** THE EXERCISE **
Repeat the records below word for word, but start at the line that contains "Convert this screenshot", stop after the last line, and include nothing else.
-=-=-
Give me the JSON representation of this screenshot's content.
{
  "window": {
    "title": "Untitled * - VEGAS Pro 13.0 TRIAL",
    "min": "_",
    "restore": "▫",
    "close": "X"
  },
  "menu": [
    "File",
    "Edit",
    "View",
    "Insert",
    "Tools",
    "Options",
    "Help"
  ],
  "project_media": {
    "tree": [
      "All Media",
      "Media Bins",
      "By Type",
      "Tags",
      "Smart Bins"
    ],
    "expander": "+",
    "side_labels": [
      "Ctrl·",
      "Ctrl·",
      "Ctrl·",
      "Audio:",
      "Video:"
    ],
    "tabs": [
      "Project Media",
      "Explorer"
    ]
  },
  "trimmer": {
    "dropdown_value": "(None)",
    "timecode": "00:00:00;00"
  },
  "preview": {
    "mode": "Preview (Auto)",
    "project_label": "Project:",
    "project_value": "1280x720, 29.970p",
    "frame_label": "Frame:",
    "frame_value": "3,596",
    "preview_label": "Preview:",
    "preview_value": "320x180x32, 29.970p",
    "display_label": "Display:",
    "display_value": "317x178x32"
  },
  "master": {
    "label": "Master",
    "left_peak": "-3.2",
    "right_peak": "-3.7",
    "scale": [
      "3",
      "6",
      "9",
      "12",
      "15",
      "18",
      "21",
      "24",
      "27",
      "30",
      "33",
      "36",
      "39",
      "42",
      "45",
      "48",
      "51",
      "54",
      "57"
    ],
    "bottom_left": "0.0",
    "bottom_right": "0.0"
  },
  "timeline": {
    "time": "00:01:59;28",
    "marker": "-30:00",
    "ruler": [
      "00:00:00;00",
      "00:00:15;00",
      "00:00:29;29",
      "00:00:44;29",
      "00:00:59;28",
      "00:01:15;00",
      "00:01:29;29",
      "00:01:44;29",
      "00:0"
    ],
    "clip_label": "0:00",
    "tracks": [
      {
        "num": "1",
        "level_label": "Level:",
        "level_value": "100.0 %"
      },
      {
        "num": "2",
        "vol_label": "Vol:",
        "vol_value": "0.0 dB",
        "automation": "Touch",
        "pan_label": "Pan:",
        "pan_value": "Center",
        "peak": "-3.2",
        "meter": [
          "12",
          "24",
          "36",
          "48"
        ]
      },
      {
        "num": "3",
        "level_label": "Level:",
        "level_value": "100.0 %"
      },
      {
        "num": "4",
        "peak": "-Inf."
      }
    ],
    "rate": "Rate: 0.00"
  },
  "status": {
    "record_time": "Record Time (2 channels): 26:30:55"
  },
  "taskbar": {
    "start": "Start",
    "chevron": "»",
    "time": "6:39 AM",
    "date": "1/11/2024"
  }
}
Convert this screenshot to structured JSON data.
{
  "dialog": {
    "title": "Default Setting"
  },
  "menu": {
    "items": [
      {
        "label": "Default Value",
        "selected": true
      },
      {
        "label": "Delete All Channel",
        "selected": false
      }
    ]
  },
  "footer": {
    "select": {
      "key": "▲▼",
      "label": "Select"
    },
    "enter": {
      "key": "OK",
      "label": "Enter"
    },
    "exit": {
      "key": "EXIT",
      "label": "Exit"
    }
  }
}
-=-=-
** ANSWER TO THIS EXERCISE **
Convert this screenshot to structured JSON data.
{
  "dialog": {
    "title": "Default Setting"
  },
  "menu": {
    "items": [
      {
        "label": "Default Value",
        "selected": true
      },
      {
        "label": "Delete All Channel",
        "selected": false
      }
    ]
  },
  "footer": {
    "select": {
      "key": "▲▼",
      "label": "Select"
    },
    "enter": {
      "key": "OK",
      "label": "Enter"
    },
    "exit": {
      "key": "EXIT",
      "label": "Exit"
    }
  }
}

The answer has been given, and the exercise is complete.